Output every entry exactly as given.

*Recorded data*:
########################################

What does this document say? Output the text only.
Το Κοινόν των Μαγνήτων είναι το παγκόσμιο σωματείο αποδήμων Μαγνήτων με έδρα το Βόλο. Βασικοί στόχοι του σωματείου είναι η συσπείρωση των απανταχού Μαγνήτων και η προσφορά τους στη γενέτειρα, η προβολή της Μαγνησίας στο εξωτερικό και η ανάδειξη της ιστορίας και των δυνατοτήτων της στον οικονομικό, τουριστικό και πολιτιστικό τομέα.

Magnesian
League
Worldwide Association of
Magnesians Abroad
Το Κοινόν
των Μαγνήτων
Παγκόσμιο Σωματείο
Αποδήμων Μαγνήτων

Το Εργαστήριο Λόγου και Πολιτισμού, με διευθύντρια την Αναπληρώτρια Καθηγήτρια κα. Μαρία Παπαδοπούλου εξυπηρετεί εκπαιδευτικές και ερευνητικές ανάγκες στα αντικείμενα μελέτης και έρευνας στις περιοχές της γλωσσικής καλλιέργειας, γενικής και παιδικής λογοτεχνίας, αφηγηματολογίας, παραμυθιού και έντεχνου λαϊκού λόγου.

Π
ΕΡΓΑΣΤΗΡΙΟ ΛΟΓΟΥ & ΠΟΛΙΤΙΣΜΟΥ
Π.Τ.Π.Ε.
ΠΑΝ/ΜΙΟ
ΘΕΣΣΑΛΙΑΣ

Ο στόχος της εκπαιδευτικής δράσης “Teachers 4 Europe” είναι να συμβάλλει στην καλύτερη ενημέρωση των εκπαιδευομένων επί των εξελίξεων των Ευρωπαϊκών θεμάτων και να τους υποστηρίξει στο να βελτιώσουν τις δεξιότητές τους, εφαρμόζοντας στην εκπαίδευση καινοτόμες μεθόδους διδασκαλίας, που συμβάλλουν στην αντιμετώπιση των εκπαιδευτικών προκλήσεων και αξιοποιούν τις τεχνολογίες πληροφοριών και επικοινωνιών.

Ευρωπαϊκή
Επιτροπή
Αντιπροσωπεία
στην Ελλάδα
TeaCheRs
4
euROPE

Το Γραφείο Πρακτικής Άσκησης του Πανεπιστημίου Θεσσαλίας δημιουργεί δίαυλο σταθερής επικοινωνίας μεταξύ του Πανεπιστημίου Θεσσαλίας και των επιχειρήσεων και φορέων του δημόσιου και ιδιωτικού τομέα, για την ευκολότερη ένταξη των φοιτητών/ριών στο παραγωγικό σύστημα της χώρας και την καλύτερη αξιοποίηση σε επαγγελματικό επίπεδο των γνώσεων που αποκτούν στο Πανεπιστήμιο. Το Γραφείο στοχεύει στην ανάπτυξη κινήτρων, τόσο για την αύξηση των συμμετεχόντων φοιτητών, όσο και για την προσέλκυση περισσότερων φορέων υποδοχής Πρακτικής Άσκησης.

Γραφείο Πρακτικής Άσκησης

########################################

*TASK RESPONSE*:
What does this document say? Output the text only.
Το Κοινόν των Μαγνήτων είναι το παγκόσμιο σωματείο αποδήμων Μαγνήτων με έδρα το Βόλο. Βασικοί στόχοι του σωματείου είναι η συσπείρωση των απανταχού Μαγνήτων και η προσφορά τους στη γενέτειρα, η προβολή της Μαγνησίας στο εξωτερικό και η ανάδειξη της ιστορίας και των δυνατοτήτων της στον οικονομικό, τουριστικό και πολιτιστικό τομέα.

Magnesian
League
Worldwide Association of
Magnesians Abroad
Το Κοινόν
των Μαγνήτων
Παγκόσμιο Σωματείο
Αποδήμων Μαγνήτων

Το Εργαστήριο Λόγου και Πολιτισμού, με διευθύντρια την Αναπληρώτρια Καθηγήτρια κα. Μαρία Παπαδοπούλου εξυπηρετεί εκπαιδευτικές και ερευνητικές ανάγκες στα αντικείμενα μελέτης και έρευνας στις περιοχές της γλωσσικής καλλιέργειας, γενικής και παιδικής λογοτεχνίας, αφηγηματολογίας, παραμυθιού και έντεχνου λαϊκού λόγου.

Π
ΕΡΓΑΣΤΗΡΙΟ ΛΟΓΟΥ & ΠΟΛΙΤΙΣΜΟΥ
Π.Τ.Π.Ε.
ΠΑΝ/ΜΙΟ
ΘΕΣΣΑΛΙΑΣ

Ο στόχος της εκπαιδευτικής δράσης “Teachers 4 Europe” είναι να συμβάλλει στην καλύτερη ενημέρωση των εκπαιδευομένων επί των εξελίξεων των Ευρωπαϊκών θεμάτων και να τους υποστηρίξει στο να βελτιώσουν τις δεξιότητές τους, εφαρμόζοντας στην εκπαίδευση καινοτόμες μεθόδους διδασκαλίας, που συμβάλλουν στην αντιμετώπιση των εκπαιδευτικών προκλήσεων και αξιοποιούν τις τεχνολογίες πληροφοριών και επικοινωνιών.

Ευρωπαϊκή
Επιτροπή
Αντιπροσωπεία
στην Ελλάδα
TeaCheRs
4
euROPE

Το Γραφείο Πρακτικής Άσκησης του Πανεπιστημίου Θεσσαλίας δημιουργεί δίαυλο σταθερής επικοινωνίας μεταξύ του Πανεπιστημίου Θεσσαλίας και των επιχειρήσεων και φορέων του δημόσιου και ιδιωτικού τομέα, για την ευκολότερη ένταξη των φοιτητών/ριών στο παραγωγικό σύστημα της χώρας και την καλύτερη αξιοποίηση σε επαγγελματικό επίπεδο των γνώσεων που αποκτούν στο Πανεπιστήμιο. Το Γραφείο στοχεύει στην ανάπτυξη κινήτρων, τόσο για την αύξηση των συμμετεχόντων φοιτητών, όσο και για την προσέλκυση περισσότερων φορέων υποδοχής Πρακτικής Άσκησης.

Γραφείο Πρακτικής Άσκησης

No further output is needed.